TASK INSTRUCTIONS: Make an exact copy of the entries below with the pictures removed.

════════════════

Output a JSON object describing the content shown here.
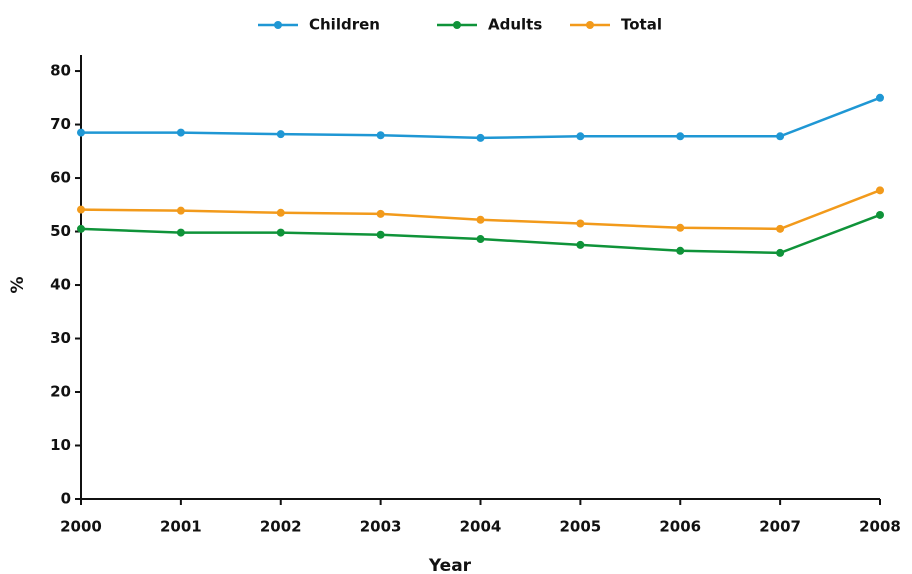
{
  "chart_data": {
    "type": "line",
    "x": [
      2000,
      2001,
      2002,
      2003,
      2004,
      2005,
      2006,
      2007,
      2008
    ],
    "series": [
      {
        "name": "Children",
        "color": "#1f97d4",
        "values": [
          68.5,
          68.5,
          68.2,
          68.0,
          67.5,
          67.8,
          67.8,
          67.8,
          75.0
        ]
      },
      {
        "name": "Adults",
        "color": "#0f9339",
        "values": [
          50.5,
          49.8,
          49.8,
          49.4,
          48.6,
          47.5,
          46.4,
          46.0,
          53.1
        ]
      },
      {
        "name": "Total",
        "color": "#f29a1b",
        "values": [
          54.1,
          53.9,
          53.5,
          53.3,
          52.2,
          51.5,
          50.7,
          50.5,
          57.7
        ]
      }
    ],
    "xlim": [
      2000,
      2008
    ],
    "xticks": [
      2000,
      2001,
      2002,
      2003,
      2004,
      2005,
      2006,
      2007,
      2008
    ],
    "ylim": [
      0,
      83
    ],
    "yticks": [
      0,
      10,
      20,
      30,
      40,
      50,
      60,
      70,
      80
    ],
    "x_label": "Year",
    "y_label": "%",
    "grid": false,
    "legend": "top"
  }
}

════════════════

OUTPUT OF THE TASK:
Output a JSON object describing the content shown here.
{
  "chart_data": {
    "type": "line",
    "x": [
      2000,
      2001,
      2002,
      2003,
      2004,
      2005,
      2006,
      2007,
      2008
    ],
    "series": [
      {
        "name": "Children",
        "color": "#1f97d4",
        "values": [
          68.5,
          68.5,
          68.2,
          68.0,
          67.5,
          67.8,
          67.8,
          67.8,
          75.0
        ]
      },
      {
        "name": "Adults",
        "color": "#0f9339",
        "values": [
          50.5,
          49.8,
          49.8,
          49.4,
          48.6,
          47.5,
          46.4,
          46.0,
          53.1
        ]
      },
      {
        "name": "Total",
        "color": "#f29a1b",
        "values": [
          54.1,
          53.9,
          53.5,
          53.3,
          52.2,
          51.5,
          50.7,
          50.5,
          57.7
        ]
      }
    ],
    "xlim": [
      2000,
      2008
    ],
    "xticks": [
      2000,
      2001,
      2002,
      2003,
      2004,
      2005,
      2006,
      2007,
      2008
    ],
    "ylim": [
      0,
      83
    ],
    "yticks": [
      0,
      10,
      20,
      30,
      40,
      50,
      60,
      70,
      80
    ],
    "x_label": "Year",
    "y_label": "%",
    "grid": false,
    "legend": "top"
  }
}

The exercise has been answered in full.